[Exercise details] Retype all material exactly. Pictures stay out of the copy.

[Items from a dataset]

•••••

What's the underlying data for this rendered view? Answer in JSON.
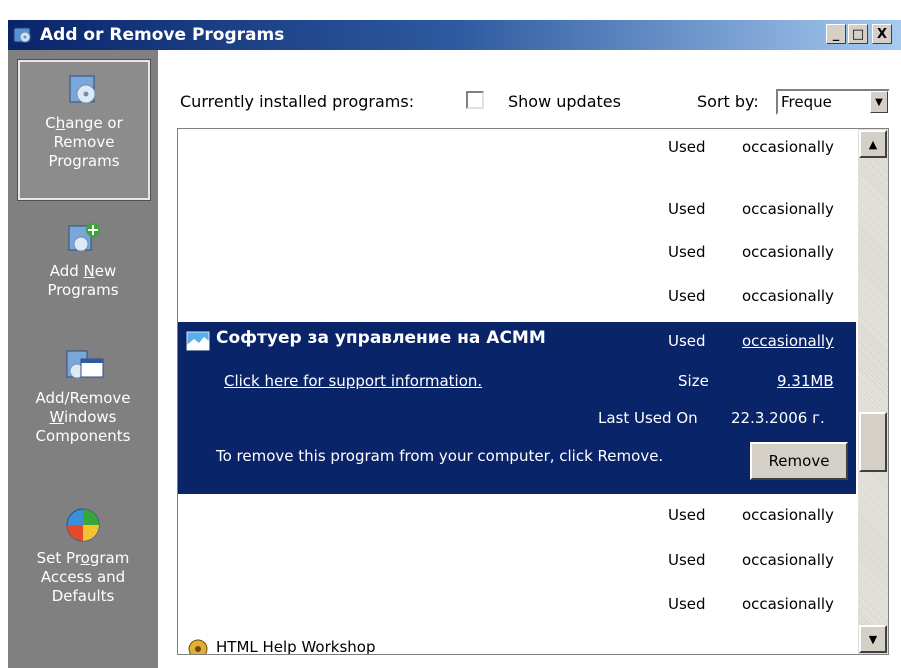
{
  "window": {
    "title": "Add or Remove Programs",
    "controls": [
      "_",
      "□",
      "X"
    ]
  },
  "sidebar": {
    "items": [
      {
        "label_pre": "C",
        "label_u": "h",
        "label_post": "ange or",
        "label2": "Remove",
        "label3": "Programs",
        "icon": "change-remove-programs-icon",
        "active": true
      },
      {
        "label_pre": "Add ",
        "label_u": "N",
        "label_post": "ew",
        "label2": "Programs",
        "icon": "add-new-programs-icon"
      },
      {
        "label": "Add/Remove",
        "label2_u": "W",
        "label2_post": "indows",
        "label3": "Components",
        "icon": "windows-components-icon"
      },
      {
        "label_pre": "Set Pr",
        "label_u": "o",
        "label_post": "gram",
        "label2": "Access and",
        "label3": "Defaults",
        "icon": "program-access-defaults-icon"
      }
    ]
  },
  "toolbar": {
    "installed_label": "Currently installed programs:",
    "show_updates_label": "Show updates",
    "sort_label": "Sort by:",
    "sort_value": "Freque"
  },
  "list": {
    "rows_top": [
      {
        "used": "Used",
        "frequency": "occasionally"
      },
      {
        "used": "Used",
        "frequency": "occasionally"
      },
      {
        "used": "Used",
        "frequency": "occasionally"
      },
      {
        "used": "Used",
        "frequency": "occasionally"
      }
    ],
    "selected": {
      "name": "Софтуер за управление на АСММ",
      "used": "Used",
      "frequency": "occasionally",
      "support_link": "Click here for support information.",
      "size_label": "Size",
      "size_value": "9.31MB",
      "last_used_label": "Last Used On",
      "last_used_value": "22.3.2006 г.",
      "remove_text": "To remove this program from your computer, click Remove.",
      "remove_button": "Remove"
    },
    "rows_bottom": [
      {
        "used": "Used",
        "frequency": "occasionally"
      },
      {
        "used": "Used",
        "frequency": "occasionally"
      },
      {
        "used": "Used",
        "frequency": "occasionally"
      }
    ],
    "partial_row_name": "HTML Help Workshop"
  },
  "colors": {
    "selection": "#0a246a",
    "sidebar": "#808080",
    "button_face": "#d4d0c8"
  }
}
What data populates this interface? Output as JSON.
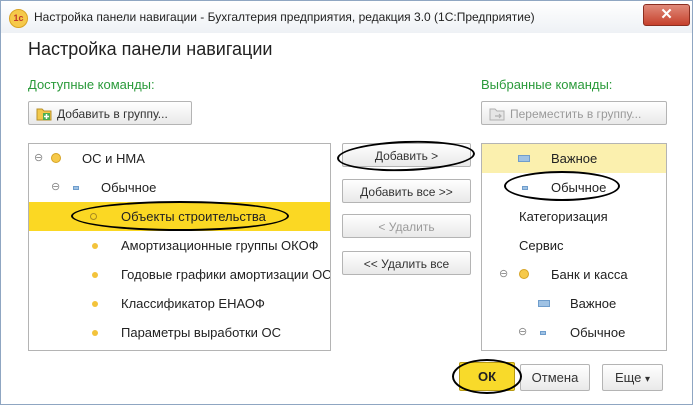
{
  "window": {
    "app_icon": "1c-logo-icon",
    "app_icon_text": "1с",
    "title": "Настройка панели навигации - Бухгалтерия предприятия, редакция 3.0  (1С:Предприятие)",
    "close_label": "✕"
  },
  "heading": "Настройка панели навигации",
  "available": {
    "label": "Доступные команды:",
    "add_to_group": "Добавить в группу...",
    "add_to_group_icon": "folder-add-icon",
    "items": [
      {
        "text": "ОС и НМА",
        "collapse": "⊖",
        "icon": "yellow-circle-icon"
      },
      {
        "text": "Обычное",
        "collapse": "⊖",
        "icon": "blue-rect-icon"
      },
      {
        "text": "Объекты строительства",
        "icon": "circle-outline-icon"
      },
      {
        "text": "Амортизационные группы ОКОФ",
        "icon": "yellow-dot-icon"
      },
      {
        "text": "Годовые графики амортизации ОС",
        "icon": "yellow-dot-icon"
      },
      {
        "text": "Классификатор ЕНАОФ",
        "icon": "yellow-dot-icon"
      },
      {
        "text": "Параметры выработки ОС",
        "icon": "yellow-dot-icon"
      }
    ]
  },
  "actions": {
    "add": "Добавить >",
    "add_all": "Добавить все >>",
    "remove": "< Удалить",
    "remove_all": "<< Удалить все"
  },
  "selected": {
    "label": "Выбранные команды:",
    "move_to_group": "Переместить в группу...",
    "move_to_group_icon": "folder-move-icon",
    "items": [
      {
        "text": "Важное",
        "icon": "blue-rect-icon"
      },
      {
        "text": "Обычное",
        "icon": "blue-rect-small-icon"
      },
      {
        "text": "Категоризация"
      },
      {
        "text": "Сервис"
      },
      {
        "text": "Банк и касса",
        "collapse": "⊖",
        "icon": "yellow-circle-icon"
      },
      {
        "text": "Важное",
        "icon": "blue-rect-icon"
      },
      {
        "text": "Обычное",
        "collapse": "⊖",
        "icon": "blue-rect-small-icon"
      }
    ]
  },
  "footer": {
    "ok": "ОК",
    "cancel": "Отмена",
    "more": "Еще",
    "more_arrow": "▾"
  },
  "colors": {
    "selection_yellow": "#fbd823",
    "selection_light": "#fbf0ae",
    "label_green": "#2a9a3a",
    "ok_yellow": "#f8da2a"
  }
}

•••••

[Written reply]
What's the underlying data for this rendered view? Answer in JSON.
{
  "window": {
    "title": "Add or Remove Programs",
    "controls": [
      "_",
      "□",
      "X"
    ]
  },
  "sidebar": {
    "items": [
      {
        "label_pre": "C",
        "label_u": "h",
        "label_post": "ange or",
        "label2": "Remove",
        "label3": "Programs",
        "icon": "change-remove-programs-icon",
        "active": true
      },
      {
        "label_pre": "Add ",
        "label_u": "N",
        "label_post": "ew",
        "label2": "Programs",
        "icon": "add-new-programs-icon"
      },
      {
        "label": "Add/Remove",
        "label2_u": "W",
        "label2_post": "indows",
        "label3": "Components",
        "icon": "windows-components-icon"
      },
      {
        "label_pre": "Set Pr",
        "label_u": "o",
        "label_post": "gram",
        "label2": "Access and",
        "label3": "Defaults",
        "icon": "program-access-defaults-icon"
      }
    ]
  },
  "toolbar": {
    "installed_label": "Currently installed programs:",
    "show_updates_label": "Show updates",
    "sort_label": "Sort by:",
    "sort_value": "Freque"
  },
  "list": {
    "rows_top": [
      {
        "used": "Used",
        "frequency": "occasionally"
      },
      {
        "used": "Used",
        "frequency": "occasionally"
      },
      {
        "used": "Used",
        "frequency": "occasionally"
      },
      {
        "used": "Used",
        "frequency": "occasionally"
      }
    ],
    "selected": {
      "name": "Софтуер за управление на АСММ",
      "used": "Used",
      "frequency": "occasionally",
      "support_link": "Click here for support information.",
      "size_label": "Size",
      "size_value": "9.31MB",
      "last_used_label": "Last Used On",
      "last_used_value": "22.3.2006 г.",
      "remove_text": "To remove this program from your computer, click Remove.",
      "remove_button": "Remove"
    },
    "rows_bottom": [
      {
        "used": "Used",
        "frequency": "occasionally"
      },
      {
        "used": "Used",
        "frequency": "occasionally"
      },
      {
        "used": "Used",
        "frequency": "occasionally"
      }
    ],
    "partial_row_name": "HTML Help Workshop"
  },
  "colors": {
    "selection": "#0a246a",
    "sidebar": "#808080",
    "button_face": "#d4d0c8"
  }
}
What data populates this interface? Output as JSON.
{
  "window": {
    "app_icon": "1c-logo-icon",
    "app_icon_text": "1с",
    "title": "Настройка панели навигации - Бухгалтерия предприятия, редакция 3.0  (1С:Предприятие)",
    "close_label": "✕"
  },
  "heading": "Настройка панели навигации",
  "available": {
    "label": "Доступные команды:",
    "add_to_group": "Добавить в группу...",
    "add_to_group_icon": "folder-add-icon",
    "items": [
      {
        "text": "ОС и НМА",
        "collapse": "⊖",
        "icon": "yellow-circle-icon"
      },
      {
        "text": "Обычное",
        "collapse": "⊖",
        "icon": "blue-rect-icon"
      },
      {
        "text": "Объекты строительства",
        "icon": "circle-outline-icon"
      },
      {
        "text": "Амортизационные группы ОКОФ",
        "icon": "yellow-dot-icon"
      },
      {
        "text": "Годовые графики амортизации ОС",
        "icon": "yellow-dot-icon"
      },
      {
        "text": "Классификатор ЕНАОФ",
        "icon": "yellow-dot-icon"
      },
      {
        "text": "Параметры выработки ОС",
        "icon": "yellow-dot-icon"
      }
    ]
  },
  "actions": {
    "add": "Добавить >",
    "add_all": "Добавить все >>",
    "remove": "< Удалить",
    "remove_all": "<< Удалить все"
  },
  "selected": {
    "label": "Выбранные команды:",
    "move_to_group": "Переместить в группу...",
    "move_to_group_icon": "folder-move-icon",
    "items": [
      {
        "text": "Важное",
        "icon": "blue-rect-icon"
      },
      {
        "text": "Обычное",
        "icon": "blue-rect-small-icon"
      },
      {
        "text": "Категоризация"
      },
      {
        "text": "Сервис"
      },
      {
        "text": "Банк и касса",
        "collapse": "⊖",
        "icon": "yellow-circle-icon"
      },
      {
        "text": "Важное",
        "icon": "blue-rect-icon"
      },
      {
        "text": "Обычное",
        "collapse": "⊖",
        "icon": "blue-rect-small-icon"
      }
    ]
  },
  "footer": {
    "ok": "ОК",
    "cancel": "Отмена",
    "more": "Еще",
    "more_arrow": "▾"
  },
  "colors": {
    "selection_yellow": "#fbd823",
    "selection_light": "#fbf0ae",
    "label_green": "#2a9a3a",
    "ok_yellow": "#f8da2a"
  }
}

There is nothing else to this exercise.